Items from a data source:
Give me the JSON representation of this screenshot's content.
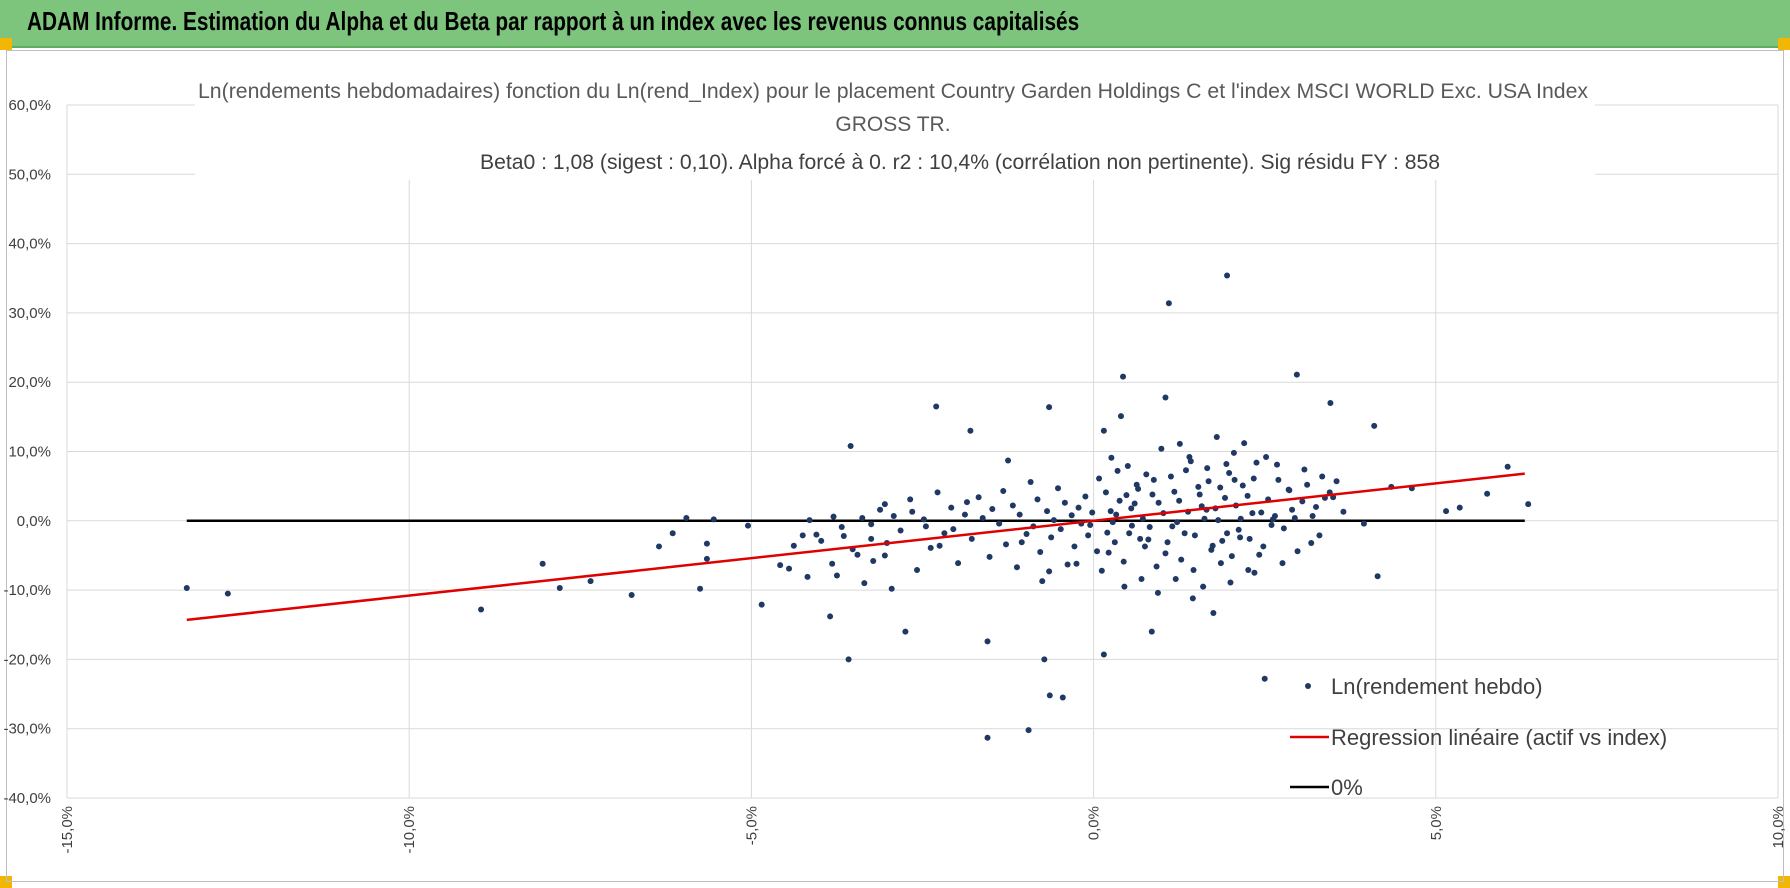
{
  "header": {
    "title": "ADAM Informe. Estimation du Alpha et du Beta par rapport à un index avec les revenus connus capitalisés"
  },
  "colors": {
    "header_bg": "#7dc57d",
    "points": "#1f3864",
    "regression": "#e00000",
    "zero_line": "#000000",
    "grid": "#d9d9d9"
  },
  "chart_data": {
    "type": "scatter",
    "title_lines": [
      "Ln(rendements hebdomadaires) fonction du Ln(rend_Index) pour le placement Country Garden Holdings C et l'index MSCI WORLD Exc. USA Index",
      "GROSS TR.",
      "Beta0 : 1,08 (sigest : 0,10). Alpha forcé à 0. r2 : 10,4% (corrélation non pertinente). Sig résidu FY : 858"
    ],
    "xlim": [
      -0.15,
      0.1
    ],
    "ylim": [
      -0.4,
      0.6
    ],
    "x_ticks": [
      -0.15,
      -0.1,
      -0.05,
      0.0,
      0.05,
      0.1
    ],
    "x_tick_labels": [
      "-15,0%",
      "-10,0%",
      "-5,0%",
      "0,0%",
      "5,0%",
      "10,0%"
    ],
    "y_ticks": [
      -0.4,
      -0.3,
      -0.2,
      -0.1,
      0.0,
      0.1,
      0.2,
      0.3,
      0.4,
      0.5,
      0.6
    ],
    "y_tick_labels": [
      "-40,0%",
      "-30,0%",
      "-20,0%",
      "-10,0%",
      "0,0%",
      "10,0%",
      "20,0%",
      "30,0%",
      "40,0%",
      "50,0%",
      "60,0%"
    ],
    "grid": true,
    "legend_position": "bottom-right",
    "series": [
      {
        "name": "Ln(rendement hebdo)",
        "kind": "scatter",
        "points": [
          [
            -0.1325,
            -0.097
          ],
          [
            -0.1265,
            -0.105
          ],
          [
            -0.0895,
            -0.128
          ],
          [
            -0.0805,
            -0.062
          ],
          [
            -0.078,
            -0.097
          ],
          [
            -0.0735,
            -0.087
          ],
          [
            -0.0675,
            -0.107
          ],
          [
            -0.0635,
            -0.037
          ],
          [
            -0.0615,
            -0.018
          ],
          [
            -0.0575,
            -0.098
          ],
          [
            -0.0565,
            -0.055
          ],
          [
            -0.0565,
            -0.033
          ],
          [
            -0.0555,
            0.002
          ],
          [
            -0.0505,
            -0.007
          ],
          [
            -0.0485,
            -0.121
          ],
          [
            -0.0445,
            -0.069
          ],
          [
            -0.0425,
            -0.021
          ],
          [
            -0.0415,
            0.001
          ],
          [
            -0.0405,
            -0.02
          ],
          [
            -0.0385,
            -0.138
          ],
          [
            -0.0375,
            -0.079
          ],
          [
            -0.0365,
            -0.022
          ],
          [
            -0.0345,
            -0.049
          ],
          [
            -0.0335,
            -0.09
          ],
          [
            -0.0325,
            -0.005
          ],
          [
            -0.0325,
            -0.026
          ],
          [
            -0.0305,
            0.024
          ],
          [
            -0.0305,
            -0.05
          ],
          [
            -0.0295,
            -0.098
          ],
          [
            -0.0275,
            -0.16
          ],
          [
            -0.0265,
            0.013
          ],
          [
            -0.0245,
            -0.008
          ],
          [
            -0.0225,
            -0.036
          ],
          [
            -0.0205,
            -0.012
          ],
          [
            -0.0185,
            0.027
          ],
          [
            -0.0155,
            -0.174
          ],
          [
            -0.0125,
            0.087
          ],
          [
            -0.0105,
            -0.031
          ],
          [
            -0.0095,
            -0.302
          ],
          [
            -0.0075,
            -0.087
          ],
          [
            -0.0065,
            0.164
          ],
          [
            -0.0065,
            -0.073
          ],
          [
            -0.0045,
            -0.255
          ],
          [
            -0.0025,
            -0.062
          ],
          [
            -0.0005,
            -0.006
          ],
          [
            0.0005,
            -0.044
          ],
          [
            0.0015,
            -0.193
          ],
          [
            0.0025,
            0.014
          ],
          [
            0.0035,
            0.072
          ],
          [
            0.0045,
            -0.095
          ],
          [
            0.0055,
            0.018
          ],
          [
            0.0065,
            0.046
          ],
          [
            0.0075,
            -0.037
          ],
          [
            0.0085,
            -0.16
          ],
          [
            0.0095,
            0.026
          ],
          [
            0.0105,
            0.178
          ],
          [
            0.0115,
            -0.008
          ],
          [
            0.0125,
            0.029
          ],
          [
            0.0135,
            0.073
          ],
          [
            0.0145,
            -0.112
          ],
          [
            0.0155,
            0.038
          ],
          [
            0.0165,
            0.016
          ],
          [
            0.0175,
            -0.133
          ],
          [
            0.0185,
            0.048
          ],
          [
            0.0195,
            -0.018
          ],
          [
            0.0205,
            0.098
          ],
          [
            0.0215,
            0.003
          ],
          [
            0.0225,
            0.036
          ],
          [
            0.0235,
            -0.075
          ],
          [
            0.0245,
            0.012
          ],
          [
            0.0265,
            0.007
          ],
          [
            0.0285,
            0.045
          ],
          [
            0.0305,
            0.028
          ],
          [
            0.0325,
            0.02
          ],
          [
            0.0345,
            0.041
          ],
          [
            0.0365,
            0.013
          ],
          [
            0.0395,
            -0.004
          ],
          [
            0.0435,
            0.049
          ],
          [
            0.0465,
            0.047
          ],
          [
            0.0515,
            0.014
          ],
          [
            0.0535,
            0.019
          ],
          [
            0.0575,
            0.039
          ],
          [
            0.0605,
            0.078
          ],
          [
            0.0635,
            0.024
          ],
          [
            0.0195,
            0.354
          ],
          [
            0.011,
            0.314
          ],
          [
            0.0297,
            0.211
          ],
          [
            0.0346,
            0.17
          ],
          [
            0.041,
            0.137
          ],
          [
            0.0043,
            0.208
          ],
          [
            0.004,
            0.151
          ],
          [
            0.0015,
            0.13
          ],
          [
            -0.023,
            0.165
          ],
          [
            -0.018,
            0.13
          ],
          [
            -0.0355,
            0.108
          ],
          [
            -0.038,
            0.006
          ],
          [
            -0.0595,
            0.004
          ],
          [
            -0.0358,
            -0.2
          ],
          [
            -0.0072,
            -0.2
          ],
          [
            -0.0155,
            -0.313
          ],
          [
            -0.0064,
            -0.252
          ],
          [
            0.025,
            -0.228
          ],
          [
            0.0415,
            -0.08
          ],
          [
            0.002,
            -0.017
          ],
          [
            0.0028,
            -0.002
          ],
          [
            0.0033,
            0.009
          ],
          [
            0.0048,
            0.037
          ],
          [
            0.0052,
            -0.018
          ],
          [
            0.006,
            0.025
          ],
          [
            0.0068,
            -0.026
          ],
          [
            0.0072,
            0.003
          ],
          [
            0.0082,
            -0.009
          ],
          [
            0.0088,
            0.059
          ],
          [
            0.0092,
            -0.066
          ],
          [
            0.0102,
            0.011
          ],
          [
            0.0108,
            -0.031
          ],
          [
            0.0118,
            0.042
          ],
          [
            0.0122,
            -0.002
          ],
          [
            0.0128,
            -0.056
          ],
          [
            0.0138,
            0.013
          ],
          [
            0.0142,
            0.086
          ],
          [
            0.0148,
            -0.021
          ],
          [
            0.0158,
            0.021
          ],
          [
            0.0162,
            0.003
          ],
          [
            0.0168,
            0.057
          ],
          [
            0.0172,
            -0.042
          ],
          [
            0.0178,
            0.018
          ],
          [
            0.0182,
            0.001
          ],
          [
            0.0188,
            -0.029
          ],
          [
            0.0192,
            0.033
          ],
          [
            0.0198,
            0.069
          ],
          [
            0.0202,
            -0.051
          ],
          [
            0.0208,
            0.022
          ],
          [
            0.0212,
            -0.013
          ],
          [
            0.0218,
            0.051
          ],
          [
            0.0228,
            -0.026
          ],
          [
            0.0232,
            0.011
          ],
          [
            0.0238,
            0.084
          ],
          [
            0.0248,
            -0.037
          ],
          [
            0.0255,
            0.031
          ],
          [
            0.0262,
            0.002
          ],
          [
            0.027,
            0.059
          ],
          [
            0.0278,
            -0.011
          ],
          [
            0.029,
            0.016
          ],
          [
            0.0298,
            -0.044
          ],
          [
            0.0312,
            0.052
          ],
          [
            0.032,
            0.007
          ],
          [
            0.033,
            -0.021
          ],
          [
            0.0338,
            0.033
          ],
          [
            0.0355,
            0.057
          ],
          [
            -0.0002,
            0.012
          ],
          [
            -0.0008,
            -0.021
          ],
          [
            -0.0012,
            0.035
          ],
          [
            -0.0018,
            -0.004
          ],
          [
            -0.0022,
            0.019
          ],
          [
            -0.0028,
            -0.037
          ],
          [
            -0.0032,
            0.008
          ],
          [
            -0.0038,
            -0.063
          ],
          [
            -0.0042,
            0.026
          ],
          [
            -0.0048,
            -0.012
          ],
          [
            -0.0052,
            0.047
          ],
          [
            -0.0058,
            0.001
          ],
          [
            -0.0062,
            -0.024
          ],
          [
            -0.0068,
            0.014
          ],
          [
            -0.0078,
            -0.045
          ],
          [
            -0.0082,
            0.031
          ],
          [
            -0.0088,
            -0.008
          ],
          [
            -0.0092,
            0.056
          ],
          [
            -0.0098,
            -0.019
          ],
          [
            -0.0108,
            0.009
          ],
          [
            -0.0112,
            -0.067
          ],
          [
            -0.0118,
            0.022
          ],
          [
            -0.0128,
            -0.034
          ],
          [
            -0.0132,
            0.043
          ],
          [
            -0.0138,
            -0.004
          ],
          [
            -0.0148,
            0.017
          ],
          [
            -0.0152,
            -0.052
          ],
          [
            -0.0162,
            0.004
          ],
          [
            -0.0168,
            0.034
          ],
          [
            -0.0178,
            -0.026
          ],
          [
            -0.0188,
            0.009
          ],
          [
            -0.0198,
            -0.061
          ],
          [
            -0.0208,
            0.019
          ],
          [
            -0.0218,
            -0.018
          ],
          [
            -0.0228,
            0.041
          ],
          [
            -0.0238,
            -0.039
          ],
          [
            -0.0248,
            0.002
          ],
          [
            -0.0258,
            -0.071
          ],
          [
            -0.0268,
            0.031
          ],
          [
            -0.0282,
            -0.014
          ],
          [
            -0.0292,
            0.007
          ],
          [
            -0.0302,
            -0.032
          ],
          [
            -0.0312,
            0.016
          ],
          [
            -0.0322,
            -0.058
          ],
          [
            -0.0338,
            0.004
          ],
          [
            -0.0352,
            -0.041
          ],
          [
            -0.0368,
            -0.009
          ],
          [
            -0.0382,
            -0.062
          ],
          [
            -0.0398,
            -0.029
          ],
          [
            -0.0418,
            -0.081
          ],
          [
            -0.0438,
            -0.036
          ],
          [
            -0.0458,
            -0.064
          ],
          [
            0.0008,
            0.061
          ],
          [
            0.0012,
            -0.072
          ],
          [
            0.0018,
            0.041
          ],
          [
            0.0022,
            -0.046
          ],
          [
            0.0026,
            0.091
          ],
          [
            0.0031,
            -0.031
          ],
          [
            0.0038,
            0.029
          ],
          [
            0.0044,
            -0.059
          ],
          [
            0.005,
            0.079
          ],
          [
            0.0056,
            -0.007
          ],
          [
            0.0063,
            0.052
          ],
          [
            0.007,
            -0.084
          ],
          [
            0.0077,
            0.067
          ],
          [
            0.008,
            -0.027
          ],
          [
            0.0086,
            0.038
          ],
          [
            0.0094,
            -0.104
          ],
          [
            0.0099,
            0.104
          ],
          [
            0.0105,
            -0.047
          ],
          [
            0.0113,
            0.064
          ],
          [
            0.012,
            -0.084
          ],
          [
            0.0126,
            0.111
          ],
          [
            0.0133,
            -0.018
          ],
          [
            0.014,
            0.092
          ],
          [
            0.0146,
            -0.071
          ],
          [
            0.0153,
            0.049
          ],
          [
            0.016,
            -0.095
          ],
          [
            0.0166,
            0.076
          ],
          [
            0.0174,
            -0.036
          ],
          [
            0.018,
            0.121
          ],
          [
            0.0186,
            -0.061
          ],
          [
            0.0194,
            0.082
          ],
          [
            0.02,
            -0.089
          ],
          [
            0.0206,
            0.059
          ],
          [
            0.0214,
            -0.024
          ],
          [
            0.022,
            0.112
          ],
          [
            0.0226,
            -0.071
          ],
          [
            0.0234,
            0.061
          ],
          [
            0.0242,
            -0.049
          ],
          [
            0.0252,
            0.092
          ],
          [
            0.026,
            -0.006
          ],
          [
            0.0268,
            0.081
          ],
          [
            0.0276,
            -0.061
          ],
          [
            0.0286,
            0.044
          ],
          [
            0.0294,
            0.004
          ],
          [
            0.0308,
            0.074
          ],
          [
            0.0318,
            -0.032
          ],
          [
            0.0334,
            0.064
          ],
          [
            0.035,
            0.034
          ]
        ]
      },
      {
        "name": "Regression linéaire (actif vs index)",
        "kind": "line",
        "x": [
          -0.1325,
          0.063
        ],
        "y": [
          -0.143,
          0.068
        ]
      },
      {
        "name": "0%",
        "kind": "line",
        "x": [
          -0.1325,
          0.063
        ],
        "y": [
          0.0,
          0.0
        ]
      }
    ]
  }
}
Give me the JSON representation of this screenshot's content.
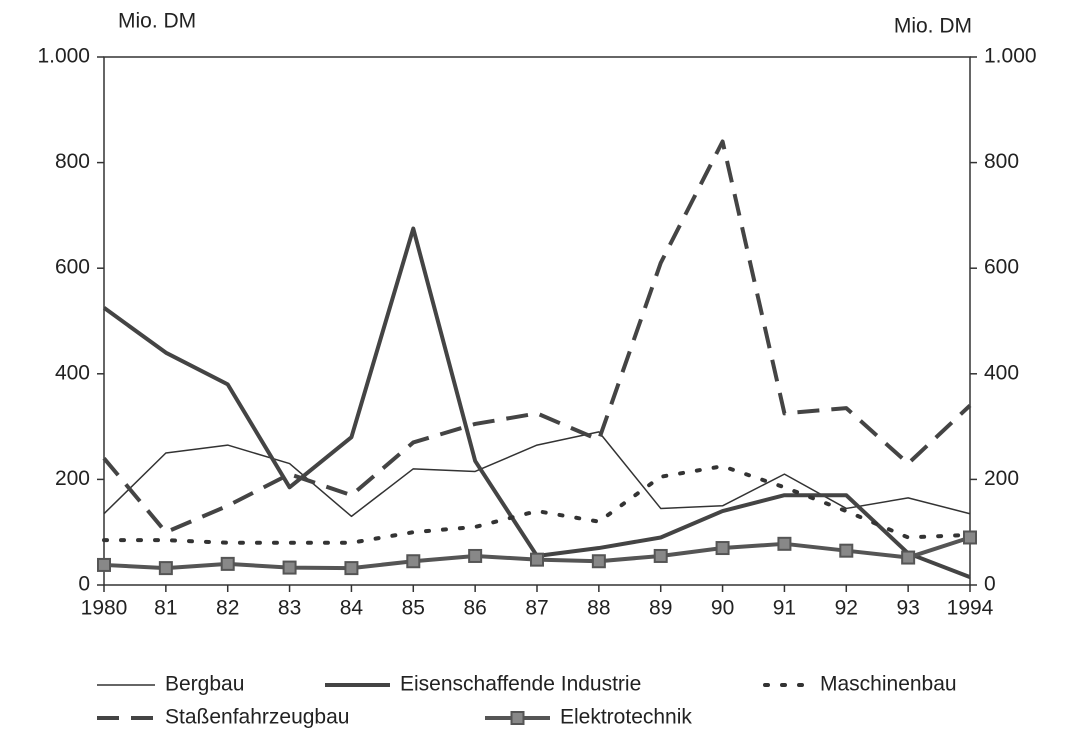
{
  "chart_data": {
    "type": "line",
    "y_label": "Mio. DM",
    "y2_label": "Mio. DM",
    "categories": [
      "1980",
      "81",
      "82",
      "83",
      "84",
      "85",
      "86",
      "87",
      "88",
      "89",
      "90",
      "91",
      "92",
      "93",
      "1994"
    ],
    "ylim": [
      0,
      1000
    ],
    "yticks": [
      0,
      200,
      400,
      600,
      800,
      {
        "value": 1000,
        "label": "1.000"
      }
    ],
    "y2lim": [
      0,
      1000
    ],
    "y2ticks": [
      0,
      200,
      400,
      600,
      800,
      {
        "value": 1000,
        "label": "1.000"
      }
    ],
    "series": [
      {
        "name": "Bergbau",
        "color": "#333333",
        "style": "solid",
        "width": 1.5,
        "values": [
          135,
          250,
          265,
          230,
          130,
          220,
          215,
          265,
          290,
          145,
          150,
          210,
          145,
          165,
          135
        ]
      },
      {
        "name": "Eisenschaffende Industrie",
        "color": "#444444",
        "style": "solid",
        "width": 4,
        "values": [
          525,
          440,
          380,
          185,
          280,
          675,
          235,
          55,
          70,
          90,
          140,
          170,
          170,
          60,
          15
        ]
      },
      {
        "name": "Maschinenbau",
        "color": "#333333",
        "style": "dotted",
        "width": 4,
        "values": [
          85,
          85,
          80,
          80,
          80,
          100,
          110,
          140,
          120,
          205,
          225,
          185,
          140,
          90,
          95
        ]
      },
      {
        "name": "Staßenfahrzeugbau",
        "color": "#444444",
        "style": "dashed",
        "width": 4,
        "values": [
          240,
          100,
          150,
          210,
          170,
          270,
          305,
          325,
          275,
          610,
          840,
          325,
          335,
          230,
          340
        ]
      },
      {
        "name": "Elektrotechnik",
        "color": "#555555",
        "style": "solid",
        "width": 4,
        "marker": "square",
        "values": [
          38,
          32,
          40,
          33,
          32,
          45,
          55,
          48,
          45,
          55,
          70,
          78,
          65,
          52,
          90
        ]
      }
    ]
  }
}
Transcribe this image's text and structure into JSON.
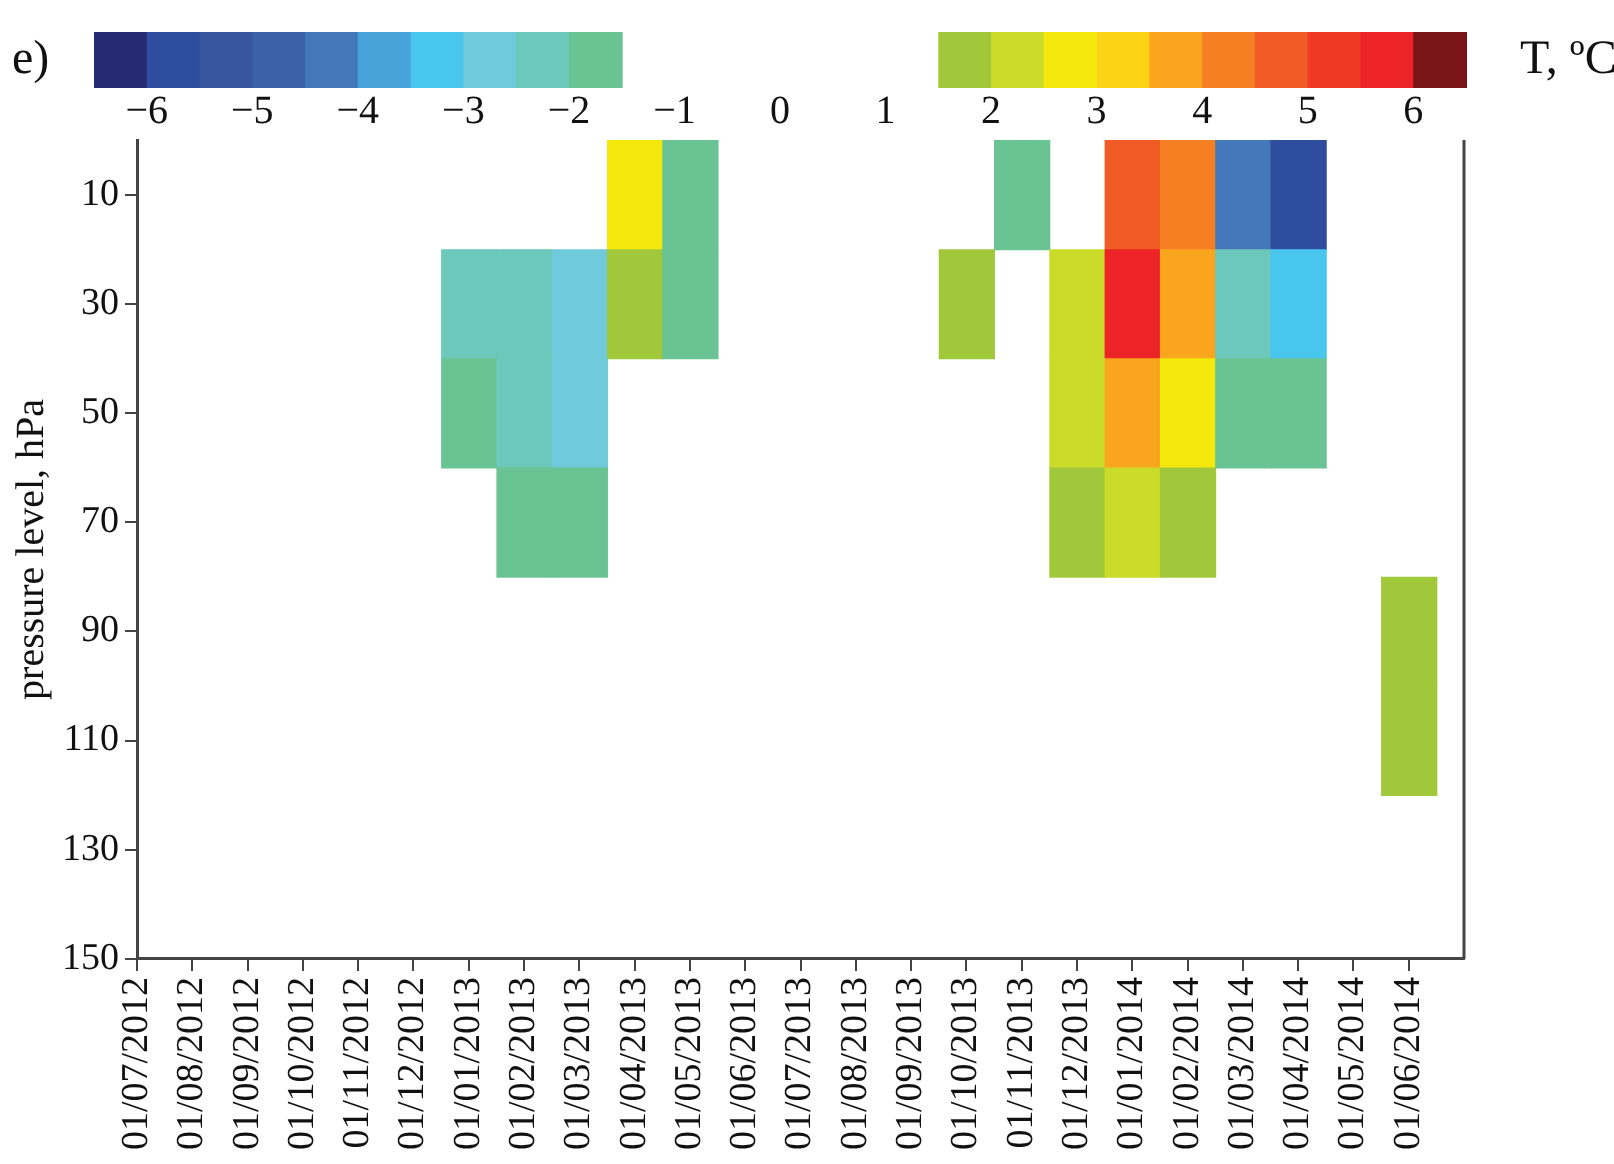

:: DESCRIPTION OF THE TASK ::
From the records above, copy every line that holds the word "Alpha".

:: EXPECTED OUTPUT ::
    "title": "ADAM Informe. Estimation du Alpha et du Beta par rapport à un index avec les revenus connus capitalisés"
      "Beta0 : 1,08 (sigest : 0,10). Alpha forcé à 0. r2 : 10,4% (corrélation non pertinente). Sig résidu FY : 858"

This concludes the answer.